Flaw 2: Mental accounting

Richard Thaler, a pioneer of behavioral economics, coined the term "mental accounting," defined as "the inclination to categorize and treat money differently depending on where it comes from, where it is kept, and how it is spent."8 Gamblers who lose their winnings, for example, typically feel that they haven’t really lost anything, though they would have been richer had they stopped while they were ahead.

Mental accounting pervades the boardrooms of even the most conservative and otherwise rational corporations. Some examples of this flaw include the following:

  • being less concerned with value for money on expenses booked against a restructuring charge than on those taken through the P&L
  • imposing cost caps on a core business while spending freely on a start-up
  • creating new categories of spending, such as "revenue-investment spend" or "strategic investment"

All are examples of spending that tends to be less scrutinized because of the way it is categorized, but all represent real costs.

These delusions can have serious strategic implications. Take cost caps. In some UK financial institutions during the dot-com era, core retail businesses faced stringent constraints on their ability to invest, however sound the proposal, while start-up Internet businesses spent with abandon. These banks have now written off much of their loss from dot-com investment and must reverse their underinvestment in core businesses.

Make sure that all investments are judged on consistent criteria, and be wary of spending that has been reclassified to make it acceptable

Avoiding mental accounting traps should be easier if you adhere to a basic rule: that every pound (or dollar or euro) is worth exactly that, whatever the category. In this way, you will make sure that all investments are judged on consistent criteria and be wary of spending that has been reclassified. Be particularly skeptical of any investment labeled "strategic."

■ **Required work**
[A] According to the passage on mental accounting, who coined the term "mental accounting"?
[B] Write the next part of the passage on mental accounting, picking up after its final sentence.

Raw data:
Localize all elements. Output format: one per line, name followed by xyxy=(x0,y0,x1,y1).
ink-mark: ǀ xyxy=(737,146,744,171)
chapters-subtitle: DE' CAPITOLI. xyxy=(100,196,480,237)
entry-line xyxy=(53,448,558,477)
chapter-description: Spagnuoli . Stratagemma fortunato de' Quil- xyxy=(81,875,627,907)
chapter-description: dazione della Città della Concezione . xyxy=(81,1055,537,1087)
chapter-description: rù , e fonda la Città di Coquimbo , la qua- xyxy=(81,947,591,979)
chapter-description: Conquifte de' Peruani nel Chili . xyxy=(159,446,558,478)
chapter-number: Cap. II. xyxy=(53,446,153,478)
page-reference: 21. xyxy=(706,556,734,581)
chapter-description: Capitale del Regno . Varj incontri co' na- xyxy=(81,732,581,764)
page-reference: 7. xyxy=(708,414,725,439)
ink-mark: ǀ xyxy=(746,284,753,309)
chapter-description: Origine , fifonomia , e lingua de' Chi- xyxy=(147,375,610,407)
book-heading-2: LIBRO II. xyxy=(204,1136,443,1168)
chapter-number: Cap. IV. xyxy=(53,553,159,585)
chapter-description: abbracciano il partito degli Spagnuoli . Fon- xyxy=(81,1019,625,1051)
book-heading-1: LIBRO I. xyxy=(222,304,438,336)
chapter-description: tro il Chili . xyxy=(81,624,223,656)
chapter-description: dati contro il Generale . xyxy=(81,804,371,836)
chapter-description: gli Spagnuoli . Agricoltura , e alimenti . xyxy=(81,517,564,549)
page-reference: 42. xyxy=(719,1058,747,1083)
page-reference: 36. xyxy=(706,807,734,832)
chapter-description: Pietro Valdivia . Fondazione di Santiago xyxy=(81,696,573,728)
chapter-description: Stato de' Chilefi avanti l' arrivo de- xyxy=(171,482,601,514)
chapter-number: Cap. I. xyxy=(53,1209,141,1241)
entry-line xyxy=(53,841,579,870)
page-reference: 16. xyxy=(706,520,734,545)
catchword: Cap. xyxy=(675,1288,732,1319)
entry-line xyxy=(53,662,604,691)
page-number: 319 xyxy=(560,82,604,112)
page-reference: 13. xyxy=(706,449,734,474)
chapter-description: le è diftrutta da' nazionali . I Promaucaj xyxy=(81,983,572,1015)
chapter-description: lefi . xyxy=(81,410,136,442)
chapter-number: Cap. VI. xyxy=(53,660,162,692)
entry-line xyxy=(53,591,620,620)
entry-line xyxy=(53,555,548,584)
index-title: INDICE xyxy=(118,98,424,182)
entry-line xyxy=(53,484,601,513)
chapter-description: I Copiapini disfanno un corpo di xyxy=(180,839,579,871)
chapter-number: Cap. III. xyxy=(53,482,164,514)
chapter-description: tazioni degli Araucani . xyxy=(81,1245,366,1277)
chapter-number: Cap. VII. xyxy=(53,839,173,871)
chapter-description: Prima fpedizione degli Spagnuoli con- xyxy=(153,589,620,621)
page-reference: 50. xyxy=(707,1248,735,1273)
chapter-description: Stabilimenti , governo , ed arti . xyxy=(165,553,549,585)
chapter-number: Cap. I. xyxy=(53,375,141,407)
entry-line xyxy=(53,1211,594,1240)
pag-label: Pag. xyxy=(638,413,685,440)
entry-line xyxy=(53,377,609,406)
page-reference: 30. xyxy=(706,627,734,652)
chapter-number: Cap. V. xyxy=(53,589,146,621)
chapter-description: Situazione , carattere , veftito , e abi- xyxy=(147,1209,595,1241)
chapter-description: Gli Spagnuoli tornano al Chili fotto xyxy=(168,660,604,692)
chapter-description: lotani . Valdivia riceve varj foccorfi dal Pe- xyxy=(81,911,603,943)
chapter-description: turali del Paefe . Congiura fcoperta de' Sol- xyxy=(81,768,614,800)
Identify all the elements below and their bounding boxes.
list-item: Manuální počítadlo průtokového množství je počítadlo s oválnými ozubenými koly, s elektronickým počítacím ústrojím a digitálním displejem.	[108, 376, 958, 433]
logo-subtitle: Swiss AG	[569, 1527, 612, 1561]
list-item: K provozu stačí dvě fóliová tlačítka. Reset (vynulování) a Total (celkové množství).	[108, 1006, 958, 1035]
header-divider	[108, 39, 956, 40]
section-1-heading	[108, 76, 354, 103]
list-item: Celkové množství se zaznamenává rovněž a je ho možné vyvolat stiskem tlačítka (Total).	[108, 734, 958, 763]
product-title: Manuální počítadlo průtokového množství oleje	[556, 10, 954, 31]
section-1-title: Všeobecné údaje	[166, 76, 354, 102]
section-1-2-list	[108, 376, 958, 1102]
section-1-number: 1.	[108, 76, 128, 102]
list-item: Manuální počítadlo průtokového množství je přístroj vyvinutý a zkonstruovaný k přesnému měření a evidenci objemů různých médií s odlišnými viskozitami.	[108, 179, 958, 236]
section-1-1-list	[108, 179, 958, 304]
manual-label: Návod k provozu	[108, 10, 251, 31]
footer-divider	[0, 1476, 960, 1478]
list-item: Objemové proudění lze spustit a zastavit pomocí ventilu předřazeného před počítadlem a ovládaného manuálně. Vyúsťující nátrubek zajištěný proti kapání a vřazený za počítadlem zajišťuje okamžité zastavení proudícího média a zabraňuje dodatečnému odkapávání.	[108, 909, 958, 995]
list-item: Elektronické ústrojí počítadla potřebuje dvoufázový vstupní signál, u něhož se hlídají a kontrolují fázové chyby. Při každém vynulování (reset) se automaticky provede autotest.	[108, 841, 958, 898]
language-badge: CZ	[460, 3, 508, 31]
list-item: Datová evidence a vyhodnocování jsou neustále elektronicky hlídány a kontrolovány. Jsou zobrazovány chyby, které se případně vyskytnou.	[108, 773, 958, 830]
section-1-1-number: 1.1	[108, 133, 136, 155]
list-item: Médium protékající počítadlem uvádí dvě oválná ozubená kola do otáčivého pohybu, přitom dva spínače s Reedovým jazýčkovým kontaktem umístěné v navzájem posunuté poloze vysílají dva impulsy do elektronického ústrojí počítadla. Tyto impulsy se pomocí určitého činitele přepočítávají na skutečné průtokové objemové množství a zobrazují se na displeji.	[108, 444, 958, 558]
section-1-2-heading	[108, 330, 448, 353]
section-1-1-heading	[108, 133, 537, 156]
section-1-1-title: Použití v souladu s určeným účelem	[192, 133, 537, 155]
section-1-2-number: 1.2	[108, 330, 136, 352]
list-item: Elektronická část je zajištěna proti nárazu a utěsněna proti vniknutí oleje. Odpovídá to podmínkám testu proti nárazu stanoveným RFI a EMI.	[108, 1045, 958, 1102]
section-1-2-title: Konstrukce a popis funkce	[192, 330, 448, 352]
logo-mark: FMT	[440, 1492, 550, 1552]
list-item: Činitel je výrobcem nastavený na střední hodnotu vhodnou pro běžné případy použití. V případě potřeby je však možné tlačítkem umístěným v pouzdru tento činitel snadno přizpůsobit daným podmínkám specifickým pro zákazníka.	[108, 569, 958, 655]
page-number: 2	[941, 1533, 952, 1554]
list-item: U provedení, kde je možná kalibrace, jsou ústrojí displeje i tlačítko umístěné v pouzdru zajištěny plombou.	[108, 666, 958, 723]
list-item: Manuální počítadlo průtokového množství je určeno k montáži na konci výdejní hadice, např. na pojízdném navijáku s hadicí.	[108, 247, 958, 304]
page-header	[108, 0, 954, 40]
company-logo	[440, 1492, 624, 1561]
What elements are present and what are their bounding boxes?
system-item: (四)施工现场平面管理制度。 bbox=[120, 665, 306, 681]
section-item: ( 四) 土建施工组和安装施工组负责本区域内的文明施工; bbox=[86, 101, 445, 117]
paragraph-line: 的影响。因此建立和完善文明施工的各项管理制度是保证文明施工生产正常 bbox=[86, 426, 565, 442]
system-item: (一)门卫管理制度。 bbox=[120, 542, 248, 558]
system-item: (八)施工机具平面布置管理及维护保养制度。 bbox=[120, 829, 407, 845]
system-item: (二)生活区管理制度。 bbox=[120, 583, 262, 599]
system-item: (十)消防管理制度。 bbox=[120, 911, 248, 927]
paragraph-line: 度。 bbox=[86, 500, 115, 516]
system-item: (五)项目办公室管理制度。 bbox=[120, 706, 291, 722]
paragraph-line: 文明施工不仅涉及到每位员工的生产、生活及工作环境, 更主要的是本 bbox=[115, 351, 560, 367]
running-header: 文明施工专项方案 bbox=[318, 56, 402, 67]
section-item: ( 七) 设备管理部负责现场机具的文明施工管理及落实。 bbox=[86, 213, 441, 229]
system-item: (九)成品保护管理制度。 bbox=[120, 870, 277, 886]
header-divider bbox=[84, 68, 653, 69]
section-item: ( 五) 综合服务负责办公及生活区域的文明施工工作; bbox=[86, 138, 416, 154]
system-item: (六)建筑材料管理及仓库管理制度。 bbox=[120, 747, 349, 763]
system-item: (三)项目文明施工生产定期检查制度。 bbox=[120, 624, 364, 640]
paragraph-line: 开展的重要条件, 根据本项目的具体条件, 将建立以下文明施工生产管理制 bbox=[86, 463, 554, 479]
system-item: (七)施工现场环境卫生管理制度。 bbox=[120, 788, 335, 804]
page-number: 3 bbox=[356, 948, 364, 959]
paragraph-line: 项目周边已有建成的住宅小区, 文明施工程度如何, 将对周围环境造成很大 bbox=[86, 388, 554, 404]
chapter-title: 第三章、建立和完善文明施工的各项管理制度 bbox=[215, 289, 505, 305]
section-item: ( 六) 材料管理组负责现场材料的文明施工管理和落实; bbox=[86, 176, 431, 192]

■ **Solved problems**
[A] Richard Thaler, a pioneer of behavioral economics.

[B]
Flaw 3: The status quo bias

In one classic experiment,9 students were asked how they would invest a hypothetical inheritance. Some received several million dollars in low-risk, low-return bonds and typically chose to leave most of the money alone. The rest received higher-risk securities—and also left most of the money alone. What determined the students’ allocation in this experiment was the initial allocation, not their risk preference. People would rather leave things as they are. One explanation for the status quo bias is aversion to loss—people are more concerned about the risk of loss than they are excited by the prospect of gain. The students’ fear of switching into securities that might end up losing value prevented them from making the rational choice: rebalancing their portfolios.

A similar bias, the endowment effect, gives people a strong desire to hang on to what they own; the very fact of owning something makes it more valuable to the owner. Richard Thaler tested this effect with coffee mugs imprinted with the Cornell University logo. Students given one of them wouldn’t part with it for less than $5.25, on average, but students without a mug wouldn’t pay more than $2.75 to acquire it. The gap implies an incremental value of $2.50 from owning the mug.

The status quo bias, the aversion to loss, and the endowment effect contribute to poor strategy decisions in several ways. First, they make CEOs reluctant to sell businesses. McKinsey research shows that divestments are a major potential source of value creation but a largely neglected one.10 CEOs are prone to ask, "What if we sell for too little—how stupid will we look when this turns out to be a great buy for the acquirer?" Yet successful turnarounds, such as the one at Bankers Trust in the 1980s, often require a determined break with the status quo and an extensive reshaping of the portfolio—in that case, selling all of the bank’s New York retail branches.

These phenomena also make it hard for companies to shift their asset allocations. Before the recent market downturn, the UK insurer Prudential decided that equities were overvalued and made the bold decision to rebalance its fund toward bonds. Many other UK life insurers, unwilling to break with the status quo, stuck with their high equity weightings and have suffered more severe reductions in their solvency ratios.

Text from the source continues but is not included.